─── Excerpted records ───

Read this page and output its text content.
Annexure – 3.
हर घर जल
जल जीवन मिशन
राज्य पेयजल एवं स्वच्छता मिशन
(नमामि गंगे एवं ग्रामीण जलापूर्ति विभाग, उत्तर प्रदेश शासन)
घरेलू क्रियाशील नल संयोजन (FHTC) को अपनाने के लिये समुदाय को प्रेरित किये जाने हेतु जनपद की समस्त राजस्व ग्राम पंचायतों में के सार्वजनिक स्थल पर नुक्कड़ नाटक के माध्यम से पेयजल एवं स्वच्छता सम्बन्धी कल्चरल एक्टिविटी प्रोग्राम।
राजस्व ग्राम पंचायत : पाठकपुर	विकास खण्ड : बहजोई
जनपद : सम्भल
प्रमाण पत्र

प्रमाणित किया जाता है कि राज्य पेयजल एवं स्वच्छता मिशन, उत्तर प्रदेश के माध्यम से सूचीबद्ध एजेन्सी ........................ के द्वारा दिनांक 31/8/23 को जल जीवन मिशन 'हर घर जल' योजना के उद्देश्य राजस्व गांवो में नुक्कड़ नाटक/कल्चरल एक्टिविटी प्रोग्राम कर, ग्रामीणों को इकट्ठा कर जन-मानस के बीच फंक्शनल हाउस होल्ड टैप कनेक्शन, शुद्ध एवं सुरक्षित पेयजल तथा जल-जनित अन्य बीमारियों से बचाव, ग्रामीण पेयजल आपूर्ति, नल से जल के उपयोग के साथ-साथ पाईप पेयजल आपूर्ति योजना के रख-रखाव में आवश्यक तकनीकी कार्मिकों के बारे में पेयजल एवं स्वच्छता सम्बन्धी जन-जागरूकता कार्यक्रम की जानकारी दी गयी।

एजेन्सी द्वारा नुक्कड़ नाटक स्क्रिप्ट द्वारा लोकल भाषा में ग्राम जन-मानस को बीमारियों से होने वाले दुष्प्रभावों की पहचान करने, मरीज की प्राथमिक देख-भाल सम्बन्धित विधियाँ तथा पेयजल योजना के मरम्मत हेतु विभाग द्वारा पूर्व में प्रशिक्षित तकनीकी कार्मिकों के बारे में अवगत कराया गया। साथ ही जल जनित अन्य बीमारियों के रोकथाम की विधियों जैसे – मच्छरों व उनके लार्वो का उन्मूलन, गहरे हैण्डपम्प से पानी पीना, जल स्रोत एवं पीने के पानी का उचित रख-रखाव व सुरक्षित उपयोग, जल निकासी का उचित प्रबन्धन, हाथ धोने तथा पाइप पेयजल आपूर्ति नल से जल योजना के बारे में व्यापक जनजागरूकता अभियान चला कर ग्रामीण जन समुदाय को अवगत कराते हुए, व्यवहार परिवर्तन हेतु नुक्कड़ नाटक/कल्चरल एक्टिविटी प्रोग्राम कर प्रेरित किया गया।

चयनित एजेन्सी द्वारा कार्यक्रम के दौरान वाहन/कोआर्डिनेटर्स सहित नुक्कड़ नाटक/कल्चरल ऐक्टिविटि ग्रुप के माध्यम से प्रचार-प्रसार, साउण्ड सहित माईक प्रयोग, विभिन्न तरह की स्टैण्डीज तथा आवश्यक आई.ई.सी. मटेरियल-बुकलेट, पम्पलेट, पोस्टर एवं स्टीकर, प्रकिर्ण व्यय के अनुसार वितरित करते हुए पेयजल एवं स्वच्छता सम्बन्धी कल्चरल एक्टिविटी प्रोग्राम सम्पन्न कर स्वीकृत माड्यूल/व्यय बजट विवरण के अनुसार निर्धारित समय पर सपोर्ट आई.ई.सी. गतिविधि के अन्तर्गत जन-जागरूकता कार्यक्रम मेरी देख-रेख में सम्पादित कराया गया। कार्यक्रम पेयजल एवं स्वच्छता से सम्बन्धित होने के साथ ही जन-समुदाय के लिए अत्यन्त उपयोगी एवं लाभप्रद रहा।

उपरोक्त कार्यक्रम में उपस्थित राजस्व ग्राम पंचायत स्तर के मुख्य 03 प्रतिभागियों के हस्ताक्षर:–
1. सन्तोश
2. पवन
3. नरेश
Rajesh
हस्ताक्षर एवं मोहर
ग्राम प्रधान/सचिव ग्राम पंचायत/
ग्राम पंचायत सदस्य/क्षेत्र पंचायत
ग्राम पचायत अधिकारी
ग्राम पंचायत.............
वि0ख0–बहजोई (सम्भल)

───

## Requirements
Reproduce each record shown above without altering a single word.

## Exercise output
Read this page and output its text content.
Annexure – 3.
हर घर जल
जल जीवन मिशन
राज्य पेयजल एवं स्वच्छता मिशन
(नमामि गंगे एवं ग्रामीण जलापूर्ति विभाग, उत्तर प्रदेश शासन)
घरेलू क्रियाशील नल संयोजन (FHTC) को अपनाने के लिये समुदाय को प्रेरित किये जाने हेतु जनपद की समस्त राजस्व ग्राम पंचायतों में के सार्वजनिक स्थल पर नुक्कड़ नाटक के माध्यम से पेयजल एवं स्वच्छता सम्बन्धी कल्चरल एक्टिविटी प्रोग्राम।
राजस्व ग्राम पंचायत : पाठकपुर	विकास खण्ड : बहजोई
जनपद : सम्भल
प्रमाण पत्र

प्रमाणित किया जाता है कि राज्य पेयजल एवं स्वच्छता मिशन, उत्तर प्रदेश के माध्यम से सूचीबद्ध एजेन्सी ........................ के द्वारा दिनांक 31/8/23 को जल जीवन मिशन 'हर घर जल' योजना के उद्देश्य राजस्व गांवो में नुक्कड़ नाटक/कल्चरल एक्टिविटी प्रोग्राम कर, ग्रामीणों को इकट्ठा कर जन-मानस के बीच फंक्शनल हाउस होल्ड टैप कनेक्शन, शुद्ध एवं सुरक्षित पेयजल तथा जल-जनित अन्य बीमारियों से बचाव, ग्रामीण पेयजल आपूर्ति, नल से जल के उपयोग के साथ-साथ पाईप पेयजल आपूर्ति योजना के रख-रखाव में आवश्यक तकनीकी कार्मिकों के बारे में पेयजल एवं स्वच्छता सम्बन्धी जन-जागरूकता कार्यक्रम की जानकारी दी गयी।

एजेन्सी द्वारा नुक्कड़ नाटक स्क्रिप्ट द्वारा लोकल भाषा में ग्राम जन-मानस को बीमारियों से होने वाले दुष्प्रभावों की पहचान करने, मरीज की प्राथमिक देख-भाल सम्बन्धित विधियाँ तथा पेयजल योजना के मरम्मत हेतु विभाग द्वारा पूर्व में प्रशिक्षित तकनीकी कार्मिकों के बारे में अवगत कराया गया। साथ ही जल जनित अन्य बीमारियों के रोकथाम की विधियों जैसे – मच्छरों व उनके लार्वो का उन्मूलन, गहरे हैण्डपम्प से पानी पीना, जल स्रोत एवं पीने के पानी का उचित रख-रखाव व सुरक्षित उपयोग, जल निकासी का उचित प्रबन्धन, हाथ धोने तथा पाइप पेयजल आपूर्ति नल से जल योजना के बारे में व्यापक जनजागरूकता अभियान चला कर ग्रामीण जन समुदाय को अवगत कराते हुए, व्यवहार परिवर्तन हेतु नुक्कड़ नाटक/कल्चरल एक्टिविटी प्रोग्राम कर प्रेरित किया गया।

चयनित एजेन्सी द्वारा कार्यक्रम के दौरान वाहन/कोआर्डिनेटर्स सहित नुक्कड़ नाटक/कल्चरल ऐक्टिविटि ग्रुप के माध्यम से प्रचार-प्रसार, साउण्ड सहित माईक प्रयोग, विभिन्न तरह की स्टैण्डीज तथा आवश्यक आई.ई.सी. मटेरियल-बुकलेट, पम्पलेट, पोस्टर एवं स्टीकर, प्रकिर्ण व्यय के अनुसार वितरित करते हुए पेयजल एवं स्वच्छता सम्बन्धी कल्चरल एक्टिविटी प्रोग्राम सम्पन्न कर स्वीकृत माड्यूल/व्यय बजट विवरण के अनुसार निर्धारित समय पर सपोर्ट आई.ई.सी. गतिविधि के अन्तर्गत जन-जागरूकता कार्यक्रम मेरी देख-रेख में सम्पादित कराया गया। कार्यक्रम पेयजल एवं स्वच्छता से सम्बन्धित होने के साथ ही जन-समुदाय के लिए अत्यन्त उपयोगी एवं लाभप्रद रहा।

उपरोक्त कार्यक्रम में उपस्थित राजस्व ग्राम पंचायत स्तर के मुख्य 03 प्रतिभागियों के हस्ताक्षर:–
1. सन्तोश
2. पवन
3. नरेश
Rajesh
हस्ताक्षर एवं मोहर
ग्राम प्रधान/सचिव ग्राम पंचायत/
ग्राम पंचायत सदस्य/क्षेत्र पंचायत
ग्राम पचायत अधिकारी
ग्राम पंचायत.............
वि0ख0–बहजोई (सम्भल)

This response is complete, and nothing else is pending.